**Source records**

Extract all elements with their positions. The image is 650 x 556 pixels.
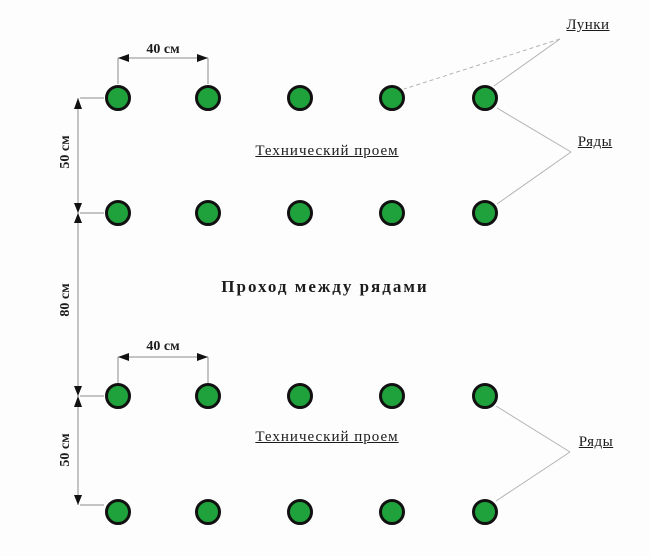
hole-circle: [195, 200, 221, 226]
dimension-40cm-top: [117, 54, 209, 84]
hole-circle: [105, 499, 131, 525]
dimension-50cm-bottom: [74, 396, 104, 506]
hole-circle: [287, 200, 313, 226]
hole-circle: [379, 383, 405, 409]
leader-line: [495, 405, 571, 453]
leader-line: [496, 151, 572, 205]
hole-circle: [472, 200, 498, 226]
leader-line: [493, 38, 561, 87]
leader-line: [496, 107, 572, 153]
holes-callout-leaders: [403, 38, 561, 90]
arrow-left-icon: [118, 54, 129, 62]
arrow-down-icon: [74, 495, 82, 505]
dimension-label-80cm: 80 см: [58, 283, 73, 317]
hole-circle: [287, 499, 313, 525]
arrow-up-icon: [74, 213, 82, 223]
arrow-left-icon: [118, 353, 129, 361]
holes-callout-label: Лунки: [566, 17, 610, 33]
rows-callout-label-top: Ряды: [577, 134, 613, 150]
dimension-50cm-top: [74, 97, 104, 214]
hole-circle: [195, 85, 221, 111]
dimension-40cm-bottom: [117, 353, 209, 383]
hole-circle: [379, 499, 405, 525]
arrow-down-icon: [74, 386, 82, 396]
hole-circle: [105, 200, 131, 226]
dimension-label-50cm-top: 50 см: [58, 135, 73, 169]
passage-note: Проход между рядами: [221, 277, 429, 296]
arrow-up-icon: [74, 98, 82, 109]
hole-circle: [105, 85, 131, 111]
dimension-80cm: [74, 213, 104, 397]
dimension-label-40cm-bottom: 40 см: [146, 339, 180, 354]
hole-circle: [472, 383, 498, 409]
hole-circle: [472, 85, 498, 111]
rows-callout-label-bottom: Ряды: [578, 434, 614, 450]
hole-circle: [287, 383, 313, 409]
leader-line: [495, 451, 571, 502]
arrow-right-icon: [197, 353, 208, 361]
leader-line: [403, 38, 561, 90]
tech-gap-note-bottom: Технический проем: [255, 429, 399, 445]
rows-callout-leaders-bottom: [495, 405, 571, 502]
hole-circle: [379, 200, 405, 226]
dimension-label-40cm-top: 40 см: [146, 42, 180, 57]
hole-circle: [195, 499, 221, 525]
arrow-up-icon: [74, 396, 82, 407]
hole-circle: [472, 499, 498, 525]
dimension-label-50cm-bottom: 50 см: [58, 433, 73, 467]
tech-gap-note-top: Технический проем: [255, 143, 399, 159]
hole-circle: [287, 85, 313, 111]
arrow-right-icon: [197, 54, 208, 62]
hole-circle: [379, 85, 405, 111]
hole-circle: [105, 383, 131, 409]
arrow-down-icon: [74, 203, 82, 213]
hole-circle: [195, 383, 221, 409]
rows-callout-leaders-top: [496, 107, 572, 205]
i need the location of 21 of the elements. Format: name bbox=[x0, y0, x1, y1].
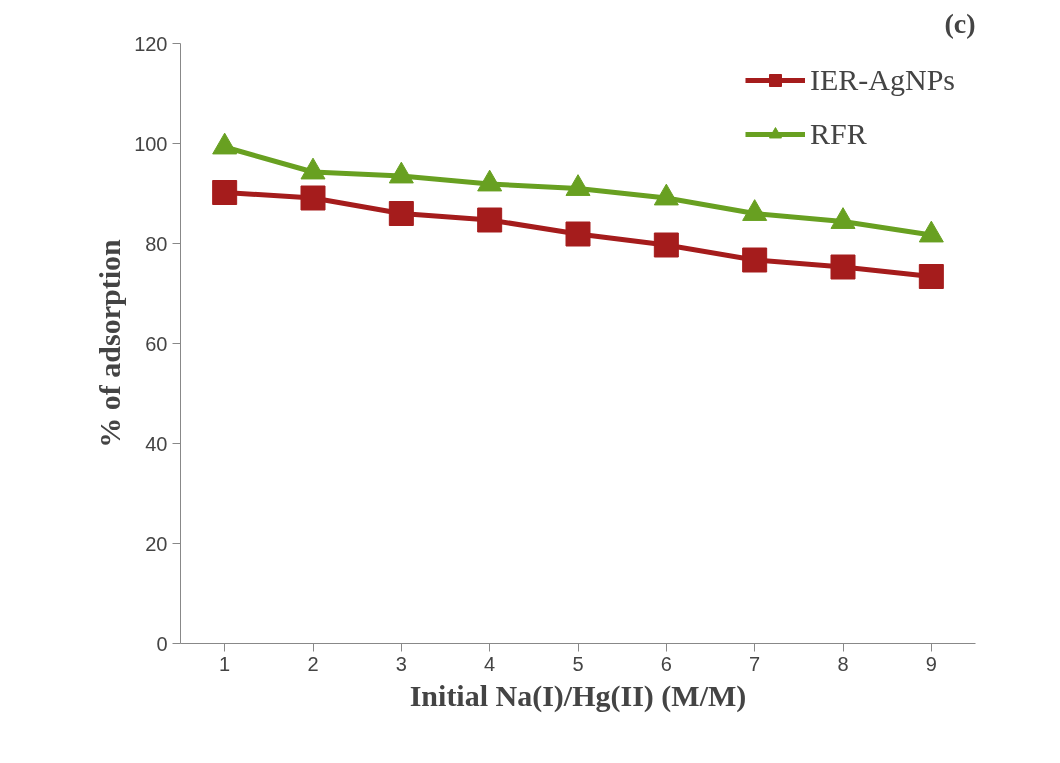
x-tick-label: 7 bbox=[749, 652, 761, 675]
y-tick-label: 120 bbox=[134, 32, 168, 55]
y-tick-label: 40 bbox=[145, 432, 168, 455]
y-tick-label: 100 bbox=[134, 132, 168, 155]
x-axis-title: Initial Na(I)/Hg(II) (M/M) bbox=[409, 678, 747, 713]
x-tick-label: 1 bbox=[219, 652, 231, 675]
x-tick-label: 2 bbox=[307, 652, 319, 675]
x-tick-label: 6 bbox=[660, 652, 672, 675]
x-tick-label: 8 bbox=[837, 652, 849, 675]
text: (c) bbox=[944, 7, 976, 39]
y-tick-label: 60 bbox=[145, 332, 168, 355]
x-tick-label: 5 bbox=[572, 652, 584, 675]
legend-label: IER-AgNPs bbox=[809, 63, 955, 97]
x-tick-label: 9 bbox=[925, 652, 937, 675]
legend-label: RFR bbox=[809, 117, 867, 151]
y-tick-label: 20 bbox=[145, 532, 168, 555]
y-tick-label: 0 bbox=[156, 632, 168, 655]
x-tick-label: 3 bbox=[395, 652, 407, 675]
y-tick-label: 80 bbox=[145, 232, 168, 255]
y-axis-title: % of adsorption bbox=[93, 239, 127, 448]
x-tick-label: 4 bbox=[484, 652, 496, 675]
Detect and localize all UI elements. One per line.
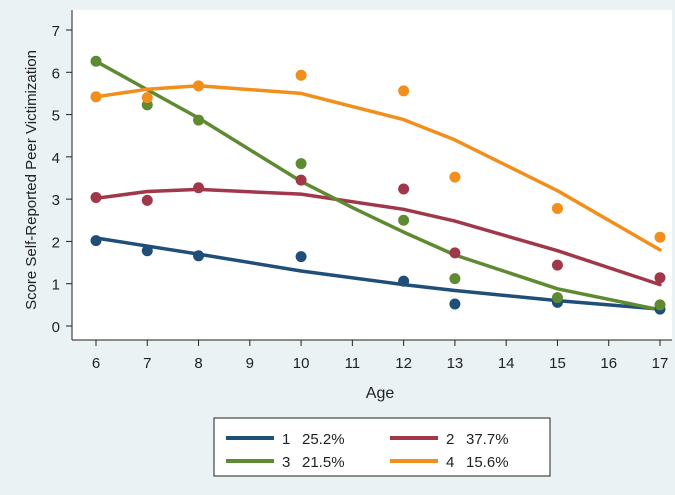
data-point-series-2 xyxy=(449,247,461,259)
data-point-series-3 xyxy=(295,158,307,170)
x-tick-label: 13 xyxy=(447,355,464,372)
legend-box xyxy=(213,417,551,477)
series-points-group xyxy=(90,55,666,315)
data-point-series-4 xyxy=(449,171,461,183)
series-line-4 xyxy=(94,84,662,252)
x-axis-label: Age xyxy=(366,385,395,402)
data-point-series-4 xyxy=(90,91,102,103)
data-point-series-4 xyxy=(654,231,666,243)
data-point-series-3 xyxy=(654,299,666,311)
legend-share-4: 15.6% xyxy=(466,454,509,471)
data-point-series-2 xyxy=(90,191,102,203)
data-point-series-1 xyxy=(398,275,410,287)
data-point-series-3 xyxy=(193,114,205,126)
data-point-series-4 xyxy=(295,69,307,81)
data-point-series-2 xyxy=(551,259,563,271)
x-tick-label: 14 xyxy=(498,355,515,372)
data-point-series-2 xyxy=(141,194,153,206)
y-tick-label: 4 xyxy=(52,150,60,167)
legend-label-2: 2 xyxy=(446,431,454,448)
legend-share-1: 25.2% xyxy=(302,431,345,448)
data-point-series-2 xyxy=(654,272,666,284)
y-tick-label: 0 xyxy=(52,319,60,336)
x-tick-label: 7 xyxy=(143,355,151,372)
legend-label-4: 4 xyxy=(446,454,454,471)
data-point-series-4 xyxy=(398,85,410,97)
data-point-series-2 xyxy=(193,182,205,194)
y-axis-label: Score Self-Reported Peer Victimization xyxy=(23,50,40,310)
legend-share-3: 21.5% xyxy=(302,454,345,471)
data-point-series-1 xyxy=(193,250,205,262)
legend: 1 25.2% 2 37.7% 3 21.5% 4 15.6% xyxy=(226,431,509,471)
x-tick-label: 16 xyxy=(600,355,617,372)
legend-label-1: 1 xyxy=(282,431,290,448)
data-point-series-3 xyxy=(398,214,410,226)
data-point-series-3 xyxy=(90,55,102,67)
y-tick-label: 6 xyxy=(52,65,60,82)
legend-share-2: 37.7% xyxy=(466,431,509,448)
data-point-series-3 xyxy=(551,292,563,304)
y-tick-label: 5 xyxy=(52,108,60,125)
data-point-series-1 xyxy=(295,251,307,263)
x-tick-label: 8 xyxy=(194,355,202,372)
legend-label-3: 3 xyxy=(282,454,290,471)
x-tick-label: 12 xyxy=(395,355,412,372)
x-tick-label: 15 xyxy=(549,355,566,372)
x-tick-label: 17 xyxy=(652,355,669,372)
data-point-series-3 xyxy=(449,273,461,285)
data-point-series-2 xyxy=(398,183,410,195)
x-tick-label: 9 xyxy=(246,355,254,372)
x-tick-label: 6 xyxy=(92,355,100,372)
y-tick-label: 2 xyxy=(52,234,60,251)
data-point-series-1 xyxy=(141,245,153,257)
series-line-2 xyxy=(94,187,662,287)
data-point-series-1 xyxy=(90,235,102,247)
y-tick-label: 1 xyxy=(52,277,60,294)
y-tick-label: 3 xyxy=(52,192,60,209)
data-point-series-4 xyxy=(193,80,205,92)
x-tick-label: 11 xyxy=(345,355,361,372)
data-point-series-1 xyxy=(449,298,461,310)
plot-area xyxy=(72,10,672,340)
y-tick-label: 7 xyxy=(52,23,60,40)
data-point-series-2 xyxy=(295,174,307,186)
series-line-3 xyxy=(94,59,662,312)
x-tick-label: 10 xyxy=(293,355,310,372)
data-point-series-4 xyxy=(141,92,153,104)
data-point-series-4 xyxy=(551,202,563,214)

**What you are asked to do**
Lay out every line of the records above as a numbered list, leaving out blank lines and the pictures.

**Answer**
1. Extract all elements with their positions. The image is 650 x 556 pixels.
2. hole-circle: [195, 200, 221, 226]
3. dimension-40cm-top: [117, 54, 209, 84]
4. hole-circle: [105, 499, 131, 525]
5. dimension-50cm-bottom: [74, 396, 104, 506]
6. hole-circle: [287, 200, 313, 226]
7. hole-circle: [379, 383, 405, 409]
8. leader-line: [495, 405, 571, 453]
9. leader-line: [496, 151, 572, 205]
10. hole-circle: [472, 200, 498, 226]
11. leader-line: [493, 38, 561, 87]
12. leader-line: [496, 107, 572, 153]
13. holes-callout-leaders: [403, 38, 561, 90]
14. arrow-left-icon: [118, 54, 129, 62]
15. arrow-down-icon: [74, 495, 82, 505]
16. dimension-label-80cm: 80 см: [58, 283, 73, 317]
17. hole-circle: [287, 499, 313, 525]
18. arrow-up-icon: [74, 213, 82, 223]
19. arrow-left-icon: [118, 353, 129, 361]
20. holes-callout-label: Лунки: [566, 17, 610, 33]
21. rows-callout-label-top: Ряды: [577, 134, 613, 150]
22. dimension-50cm-top: [74, 97, 104, 214]
23. hole-circle: [195, 85, 221, 111]
24. dimension-40cm-bottom: [117, 353, 209, 383]
25. hole-circle: [379, 499, 405, 525]
26. arrow-down-icon: [74, 386, 82, 396]
27. hole-circle: [105, 200, 131, 226]
28. dimension-label-50cm-top: 50 см: [58, 135, 73, 169]
29. passage-note: Проход между рядами: [221, 277, 429, 296]
30. arrow-up-icon: [74, 98, 82, 109]
31. hole-circle: [105, 85, 131, 111]
32. dimension-80cm: [74, 213, 104, 397]
33. dimension-label-40cm-bottom: 40 см: [146, 339, 180, 354]
34. hole-circle: [472, 383, 498, 409]
35. hole-circle: [472, 85, 498, 111]
36. rows-callout-label-bottom: Ряды: [578, 434, 614, 450]
37. hole-circle: [287, 383, 313, 409]
38. leader-line: [495, 451, 571, 502]
39. arrow-right-icon: [197, 353, 208, 361]
40. leader-line: [403, 38, 561, 90]
41. tech-gap-note-bottom: Технический проем: [255, 429, 399, 445]
42. rows-callout-leaders-bottom: [495, 405, 571, 502]
43. hole-circle: [379, 200, 405, 226]
44. dimension-label-40cm-top: 40 см: [146, 42, 180, 57]
45. hole-circle: [195, 499, 221, 525]
46. arrow-up-icon: [74, 396, 82, 407]
47. hole-circle: [472, 499, 498, 525]
48. dimension-label-50cm-bottom: 50 см: [58, 433, 73, 467]
49. tech-gap-note-top: Технический проем: [255, 143, 399, 159]
50. hole-circle: [287, 85, 313, 111]
51. arrow-right-icon: [197, 54, 208, 62]
52. hole-circle: [379, 85, 405, 111]
53. hole-circle: [105, 383, 131, 409]
54. arrow-down-icon: [74, 203, 82, 213]
55. hole-circle: [195, 383, 221, 409]
56. rows-callout-leaders-top: [496, 107, 572, 205]
57. i need the location of 21 of the elements. Format: name bbox=[x0, y0, x1, y1].
58. x-tick-label: 7 bbox=[749, 652, 761, 675]
59. y-tick-label: 120 bbox=[134, 32, 168, 55]
60. y-tick-label: 40 bbox=[145, 432, 168, 455]
61. y-tick-label: 100 bbox=[134, 132, 168, 155]
62. x-axis-title: Initial Na(I)/Hg(II) (M/M) bbox=[409, 678, 747, 713]
63. x-tick-label: 1 bbox=[219, 652, 231, 675]
64. x-tick-label: 2 bbox=[307, 652, 319, 675]
65. x-tick-label: 6 bbox=[660, 652, 672, 675]
66. x-tick-label: 8 bbox=[837, 652, 849, 675]
67. text: (c) bbox=[944, 7, 976, 39]
68. y-tick-label: 60 bbox=[145, 332, 168, 355]
69. x-tick-label: 5 bbox=[572, 652, 584, 675]
70. legend-label: IER-AgNPs bbox=[809, 63, 955, 97]
71. x-tick-label: 9 bbox=[925, 652, 937, 675]
72. legend-label: RFR bbox=[809, 117, 867, 151]
73. y-tick-label: 20 bbox=[145, 532, 168, 555]
74. y-tick-label: 0 bbox=[156, 632, 168, 655]
75. x-tick-label: 3 bbox=[395, 652, 407, 675]
76. y-tick-label: 80 bbox=[145, 232, 168, 255]
77. y-axis-title: % of adsorption bbox=[93, 239, 127, 448]
78. x-tick-label: 4 bbox=[484, 652, 496, 675]
79. Detect and localize all UI elements. One per line.
80. data-point-series-2 xyxy=(449,247,461,259)
81. data-point-series-3 xyxy=(295,158,307,170)
82. x-tick-label: 13 xyxy=(447,355,464,372)
83. legend-box xyxy=(213,417,551,477)
84. series-points-group xyxy=(90,55,666,315)
85. data-point-series-4 xyxy=(449,171,461,183)
86. series-line-4 xyxy=(94,84,662,252)
87. x-axis-label: Age xyxy=(366,385,395,402)
88. data-point-series-4 xyxy=(90,91,102,103)
89. data-point-series-4 xyxy=(654,231,666,243)
90. data-point-series-3 xyxy=(654,299,666,311)
91. legend-share-4: 15.6% xyxy=(466,454,509,471)
92. data-point-series-2 xyxy=(90,191,102,203)
93. data-point-series-1 xyxy=(398,275,410,287)
94. data-point-series-3 xyxy=(193,114,205,126)
95. data-point-series-4 xyxy=(295,69,307,81)
96. data-point-series-2 xyxy=(551,259,563,271)
97. x-tick-label: 14 xyxy=(498,355,515,372)
98. data-point-series-2 xyxy=(141,194,153,206)
99. y-tick-label: 4 xyxy=(52,150,60,167)
100. legend-label-2: 2 xyxy=(446,431,454,448)
101. legend-share-1: 25.2% xyxy=(302,431,345,448)
102. data-point-series-2 xyxy=(654,272,666,284)
103. y-tick-label: 0 xyxy=(52,319,60,336)
104. x-tick-label: 7 xyxy=(143,355,151,372)
105. legend-label-4: 4 xyxy=(446,454,454,471)
106. data-point-series-4 xyxy=(398,85,410,97)
107. data-point-series-2 xyxy=(193,182,205,194)
108. y-axis-label: Score Self-Reported Peer Victimization xyxy=(23,50,40,310)
109. legend-share-3: 21.5% xyxy=(302,454,345,471)
110. data-point-series-1 xyxy=(193,250,205,262)
111. legend: 1 25.2% 2 37.7% 3 21.5% 4 15.6% xyxy=(226,431,509,471)
112. x-tick-label: 16 xyxy=(600,355,617,372)
113. legend-label-1: 1 xyxy=(282,431,290,448)
114. data-point-series-3 xyxy=(398,214,410,226)
115. data-point-series-3 xyxy=(90,55,102,67)
116. y-tick-label: 6 xyxy=(52,65,60,82)
117. legend-share-2: 37.7% xyxy=(466,431,509,448)
118. data-point-series-3 xyxy=(551,292,563,304)
119. y-tick-label: 5 xyxy=(52,108,60,125)
120. data-point-series-1 xyxy=(295,251,307,263)
121. x-tick-label: 8 xyxy=(194,355,202,372)
122. legend-label-3: 3 xyxy=(282,454,290,471)
123. x-tick-label: 12 xyxy=(395,355,412,372)
124. x-tick-label: 15 xyxy=(549,355,566,372)
125. x-tick-label: 17 xyxy=(652,355,669,372)
126. data-point-series-3 xyxy=(449,273,461,285)
127. data-point-series-2 xyxy=(398,183,410,195)
128. x-tick-label: 9 xyxy=(246,355,254,372)
129. x-tick-label: 6 xyxy=(92,355,100,372)
130. y-tick-label: 2 xyxy=(52,234,60,251)
131. data-point-series-1 xyxy=(141,245,153,257)
132. series-line-2 xyxy=(94,187,662,287)
133. data-point-series-1 xyxy=(90,235,102,247)
134. y-tick-label: 1 xyxy=(52,277,60,294)
135. y-tick-label: 3 xyxy=(52,192,60,209)
136. data-point-series-4 xyxy=(193,80,205,92)
137. x-tick-label: 11 xyxy=(345,355,361,372)
138. data-point-series-1 xyxy=(449,298,461,310)
139. plot-area xyxy=(72,10,672,340)
140. y-tick-label: 7 xyxy=(52,23,60,40)
141. data-point-series-2 xyxy=(295,174,307,186)
142. series-line-3 xyxy=(94,59,662,312)
143. x-tick-label: 10 xyxy=(293,355,310,372)
144. data-point-series-4 xyxy=(141,92,153,104)
145. data-point-series-4 xyxy=(551,202,563,214)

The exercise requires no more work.